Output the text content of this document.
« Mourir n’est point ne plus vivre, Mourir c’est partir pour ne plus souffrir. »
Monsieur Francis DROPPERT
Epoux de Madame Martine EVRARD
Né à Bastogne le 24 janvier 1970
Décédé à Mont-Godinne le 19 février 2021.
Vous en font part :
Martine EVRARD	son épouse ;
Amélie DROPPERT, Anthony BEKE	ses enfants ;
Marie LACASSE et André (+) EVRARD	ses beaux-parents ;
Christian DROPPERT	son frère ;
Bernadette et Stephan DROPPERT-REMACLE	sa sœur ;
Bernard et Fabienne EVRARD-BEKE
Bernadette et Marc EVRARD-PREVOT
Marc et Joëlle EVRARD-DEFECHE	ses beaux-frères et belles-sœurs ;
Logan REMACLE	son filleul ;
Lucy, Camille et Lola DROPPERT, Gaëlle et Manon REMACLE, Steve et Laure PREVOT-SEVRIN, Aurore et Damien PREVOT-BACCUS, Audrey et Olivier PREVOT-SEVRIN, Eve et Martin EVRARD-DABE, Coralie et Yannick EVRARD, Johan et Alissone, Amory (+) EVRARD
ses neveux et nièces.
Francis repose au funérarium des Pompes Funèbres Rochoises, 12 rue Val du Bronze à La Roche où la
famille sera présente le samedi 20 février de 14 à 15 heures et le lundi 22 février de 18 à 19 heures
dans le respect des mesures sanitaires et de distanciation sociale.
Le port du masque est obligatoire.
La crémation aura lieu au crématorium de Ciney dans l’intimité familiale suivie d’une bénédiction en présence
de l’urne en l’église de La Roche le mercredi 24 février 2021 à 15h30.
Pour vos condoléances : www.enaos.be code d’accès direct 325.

=====

### Given exercise
Please output the complete data exactly.

### Full solution
Output the text content of this document.
« Mourir n’est point ne plus vivre, Mourir c’est partir pour ne plus souffrir. »
Monsieur Francis DROPPERT
Epoux de Madame Martine EVRARD
Né à Bastogne le 24 janvier 1970
Décédé à Mont-Godinne le 19 février 2021.
Vous en font part :
Martine EVRARD	son épouse ;
Amélie DROPPERT, Anthony BEKE	ses enfants ;
Marie LACASSE et André (+) EVRARD	ses beaux-parents ;
Christian DROPPERT	son frère ;
Bernadette et Stephan DROPPERT-REMACLE	sa sœur ;
Bernard et Fabienne EVRARD-BEKE
Bernadette et Marc EVRARD-PREVOT
Marc et Joëlle EVRARD-DEFECHE	ses beaux-frères et belles-sœurs ;
Logan REMACLE	son filleul ;
Lucy, Camille et Lola DROPPERT, Gaëlle et Manon REMACLE, Steve et Laure PREVOT-SEVRIN, Aurore et Damien PREVOT-BACCUS, Audrey et Olivier PREVOT-SEVRIN, Eve et Martin EVRARD-DABE, Coralie et Yannick EVRARD, Johan et Alissone, Amory (+) EVRARD
ses neveux et nièces.
Francis repose au funérarium des Pompes Funèbres Rochoises, 12 rue Val du Bronze à La Roche où la
famille sera présente le samedi 20 février de 14 à 15 heures et le lundi 22 février de 18 à 19 heures
dans le respect des mesures sanitaires et de distanciation sociale.
Le port du masque est obligatoire.
La crémation aura lieu au crématorium de Ciney dans l’intimité familiale suivie d’une bénédiction en présence
de l’urne en l’église de La Roche le mercredi 24 février 2021 à 15h30.
Pour vos condoléances : www.enaos.be code d’accès direct 325.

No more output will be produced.